[A run of records]
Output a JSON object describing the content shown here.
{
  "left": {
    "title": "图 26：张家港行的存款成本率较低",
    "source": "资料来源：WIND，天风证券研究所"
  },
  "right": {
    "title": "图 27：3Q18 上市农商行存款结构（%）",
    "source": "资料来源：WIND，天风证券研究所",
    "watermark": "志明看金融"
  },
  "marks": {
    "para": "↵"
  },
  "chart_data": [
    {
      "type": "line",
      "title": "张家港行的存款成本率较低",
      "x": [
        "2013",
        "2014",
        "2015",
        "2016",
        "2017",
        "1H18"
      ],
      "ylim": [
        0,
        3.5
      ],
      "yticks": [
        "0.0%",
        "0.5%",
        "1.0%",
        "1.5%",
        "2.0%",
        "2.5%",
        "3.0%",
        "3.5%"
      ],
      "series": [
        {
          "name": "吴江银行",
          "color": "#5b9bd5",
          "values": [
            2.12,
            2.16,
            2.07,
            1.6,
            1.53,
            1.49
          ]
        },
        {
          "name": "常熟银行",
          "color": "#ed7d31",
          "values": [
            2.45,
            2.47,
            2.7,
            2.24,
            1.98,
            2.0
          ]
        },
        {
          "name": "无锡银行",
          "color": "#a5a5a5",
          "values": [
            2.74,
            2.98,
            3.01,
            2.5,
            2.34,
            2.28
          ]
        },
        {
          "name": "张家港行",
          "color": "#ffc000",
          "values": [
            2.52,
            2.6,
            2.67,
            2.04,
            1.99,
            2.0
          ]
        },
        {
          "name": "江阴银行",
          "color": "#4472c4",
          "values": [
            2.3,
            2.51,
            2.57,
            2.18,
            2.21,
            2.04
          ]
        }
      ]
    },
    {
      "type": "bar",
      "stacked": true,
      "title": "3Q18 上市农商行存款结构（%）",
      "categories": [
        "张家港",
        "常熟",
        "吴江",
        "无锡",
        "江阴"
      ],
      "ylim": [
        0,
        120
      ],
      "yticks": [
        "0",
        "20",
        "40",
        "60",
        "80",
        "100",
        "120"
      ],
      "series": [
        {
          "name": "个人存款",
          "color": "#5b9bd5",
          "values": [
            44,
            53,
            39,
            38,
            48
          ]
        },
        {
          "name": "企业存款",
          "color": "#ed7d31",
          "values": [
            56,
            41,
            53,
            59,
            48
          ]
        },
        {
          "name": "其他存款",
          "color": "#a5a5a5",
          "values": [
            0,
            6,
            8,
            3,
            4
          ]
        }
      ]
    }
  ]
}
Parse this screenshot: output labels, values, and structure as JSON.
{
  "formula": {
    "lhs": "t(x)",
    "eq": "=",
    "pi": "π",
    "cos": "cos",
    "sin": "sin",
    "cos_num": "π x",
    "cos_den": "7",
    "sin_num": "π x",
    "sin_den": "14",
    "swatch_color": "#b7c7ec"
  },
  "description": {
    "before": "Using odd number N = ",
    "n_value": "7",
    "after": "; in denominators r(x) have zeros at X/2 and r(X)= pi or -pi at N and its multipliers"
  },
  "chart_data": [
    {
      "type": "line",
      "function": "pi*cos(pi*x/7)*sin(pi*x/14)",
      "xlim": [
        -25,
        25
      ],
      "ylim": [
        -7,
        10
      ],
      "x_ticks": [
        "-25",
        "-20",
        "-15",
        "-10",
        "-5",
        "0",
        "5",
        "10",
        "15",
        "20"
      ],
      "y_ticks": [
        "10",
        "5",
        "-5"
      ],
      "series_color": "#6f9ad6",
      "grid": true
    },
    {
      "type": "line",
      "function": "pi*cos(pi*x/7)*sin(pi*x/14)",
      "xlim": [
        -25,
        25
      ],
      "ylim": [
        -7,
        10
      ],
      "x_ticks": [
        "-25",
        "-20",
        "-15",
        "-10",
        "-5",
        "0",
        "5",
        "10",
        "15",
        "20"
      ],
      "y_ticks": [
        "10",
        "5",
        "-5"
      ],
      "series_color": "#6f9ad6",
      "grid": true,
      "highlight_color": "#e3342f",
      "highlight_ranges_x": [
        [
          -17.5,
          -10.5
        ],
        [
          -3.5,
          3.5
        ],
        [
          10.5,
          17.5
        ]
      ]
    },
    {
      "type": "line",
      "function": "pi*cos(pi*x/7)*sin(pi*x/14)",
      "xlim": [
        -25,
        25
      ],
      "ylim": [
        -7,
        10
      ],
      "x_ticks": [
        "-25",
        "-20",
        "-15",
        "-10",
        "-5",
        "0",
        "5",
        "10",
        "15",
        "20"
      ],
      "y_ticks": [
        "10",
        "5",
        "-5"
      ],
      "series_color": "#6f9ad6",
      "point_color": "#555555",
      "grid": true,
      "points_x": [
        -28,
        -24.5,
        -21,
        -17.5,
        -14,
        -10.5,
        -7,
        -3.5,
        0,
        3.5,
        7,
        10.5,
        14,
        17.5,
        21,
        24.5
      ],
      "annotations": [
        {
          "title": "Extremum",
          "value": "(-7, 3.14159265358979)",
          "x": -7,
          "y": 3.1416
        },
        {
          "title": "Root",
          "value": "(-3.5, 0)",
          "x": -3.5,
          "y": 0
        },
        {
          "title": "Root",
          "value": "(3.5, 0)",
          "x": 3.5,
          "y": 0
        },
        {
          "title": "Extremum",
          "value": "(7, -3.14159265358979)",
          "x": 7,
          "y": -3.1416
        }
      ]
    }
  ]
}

[REQUIREMENT]:
Restate each of the entries above verbatim.

[WRITTEN ANSWER]:
Output a JSON object describing the content shown here.
{
  "left": {
    "title": "图 26：张家港行的存款成本率较低",
    "source": "资料来源：WIND，天风证券研究所"
  },
  "right": {
    "title": "图 27：3Q18 上市农商行存款结构（%）",
    "source": "资料来源：WIND，天风证券研究所",
    "watermark": "志明看金融"
  },
  "marks": {
    "para": "↵"
  },
  "chart_data": [
    {
      "type": "line",
      "title": "张家港行的存款成本率较低",
      "x": [
        "2013",
        "2014",
        "2015",
        "2016",
        "2017",
        "1H18"
      ],
      "ylim": [
        0,
        3.5
      ],
      "yticks": [
        "0.0%",
        "0.5%",
        "1.0%",
        "1.5%",
        "2.0%",
        "2.5%",
        "3.0%",
        "3.5%"
      ],
      "series": [
        {
          "name": "吴江银行",
          "color": "#5b9bd5",
          "values": [
            2.12,
            2.16,
            2.07,
            1.6,
            1.53,
            1.49
          ]
        },
        {
          "name": "常熟银行",
          "color": "#ed7d31",
          "values": [
            2.45,
            2.47,
            2.7,
            2.24,
            1.98,
            2.0
          ]
        },
        {
          "name": "无锡银行",
          "color": "#a5a5a5",
          "values": [
            2.74,
            2.98,
            3.01,
            2.5,
            2.34,
            2.28
          ]
        },
        {
          "name": "张家港行",
          "color": "#ffc000",
          "values": [
            2.52,
            2.6,
            2.67,
            2.04,
            1.99,
            2.0
          ]
        },
        {
          "name": "江阴银行",
          "color": "#4472c4",
          "values": [
            2.3,
            2.51,
            2.57,
            2.18,
            2.21,
            2.04
          ]
        }
      ]
    },
    {
      "type": "bar",
      "stacked": true,
      "title": "3Q18 上市农商行存款结构（%）",
      "categories": [
        "张家港",
        "常熟",
        "吴江",
        "无锡",
        "江阴"
      ],
      "ylim": [
        0,
        120
      ],
      "yticks": [
        "0",
        "20",
        "40",
        "60",
        "80",
        "100",
        "120"
      ],
      "series": [
        {
          "name": "个人存款",
          "color": "#5b9bd5",
          "values": [
            44,
            53,
            39,
            38,
            48
          ]
        },
        {
          "name": "企业存款",
          "color": "#ed7d31",
          "values": [
            56,
            41,
            53,
            59,
            48
          ]
        },
        {
          "name": "其他存款",
          "color": "#a5a5a5",
          "values": [
            0,
            6,
            8,
            3,
            4
          ]
        }
      ]
    }
  ]
}
Parse this screenshot: output labels, values, and structure as JSON.
{
  "formula": {
    "lhs": "t(x)",
    "eq": "=",
    "pi": "π",
    "cos": "cos",
    "sin": "sin",
    "cos_num": "π x",
    "cos_den": "7",
    "sin_num": "π x",
    "sin_den": "14",
    "swatch_color": "#b7c7ec"
  },
  "description": {
    "before": "Using odd number N = ",
    "n_value": "7",
    "after": "; in denominators r(x) have zeros at X/2 and r(X)= pi or -pi at N and its multipliers"
  },
  "chart_data": [
    {
      "type": "line",
      "function": "pi*cos(pi*x/7)*sin(pi*x/14)",
      "xlim": [
        -25,
        25
      ],
      "ylim": [
        -7,
        10
      ],
      "x_ticks": [
        "-25",
        "-20",
        "-15",
        "-10",
        "-5",
        "0",
        "5",
        "10",
        "15",
        "20"
      ],
      "y_ticks": [
        "10",
        "5",
        "-5"
      ],
      "series_color": "#6f9ad6",
      "grid": true
    },
    {
      "type": "line",
      "function": "pi*cos(pi*x/7)*sin(pi*x/14)",
      "xlim": [
        -25,
        25
      ],
      "ylim": [
        -7,
        10
      ],
      "x_ticks": [
        "-25",
        "-20",
        "-15",
        "-10",
        "-5",
        "0",
        "5",
        "10",
        "15",
        "20"
      ],
      "y_ticks": [
        "10",
        "5",
        "-5"
      ],
      "series_color": "#6f9ad6",
      "grid": true,
      "highlight_color": "#e3342f",
      "highlight_ranges_x": [
        [
          -17.5,
          -10.5
        ],
        [
          -3.5,
          3.5
        ],
        [
          10.5,
          17.5
        ]
      ]
    },
    {
      "type": "line",
      "function": "pi*cos(pi*x/7)*sin(pi*x/14)",
      "xlim": [
        -25,
        25
      ],
      "ylim": [
        -7,
        10
      ],
      "x_ticks": [
        "-25",
        "-20",
        "-15",
        "-10",
        "-5",
        "0",
        "5",
        "10",
        "15",
        "20"
      ],
      "y_ticks": [
        "10",
        "5",
        "-5"
      ],
      "series_color": "#6f9ad6",
      "point_color": "#555555",
      "grid": true,
      "points_x": [
        -28,
        -24.5,
        -21,
        -17.5,
        -14,
        -10.5,
        -7,
        -3.5,
        0,
        3.5,
        7,
        10.5,
        14,
        17.5,
        21,
        24.5
      ],
      "annotations": [
        {
          "title": "Extremum",
          "value": "(-7, 3.14159265358979)",
          "x": -7,
          "y": 3.1416
        },
        {
          "title": "Root",
          "value": "(-3.5, 0)",
          "x": -3.5,
          "y": 0
        },
        {
          "title": "Root",
          "value": "(3.5, 0)",
          "x": 3.5,
          "y": 0
        },
        {
          "title": "Extremum",
          "value": "(7, -3.14159265358979)",
          "x": 7,
          "y": -3.1416
        }
      ]
    }
  ]
}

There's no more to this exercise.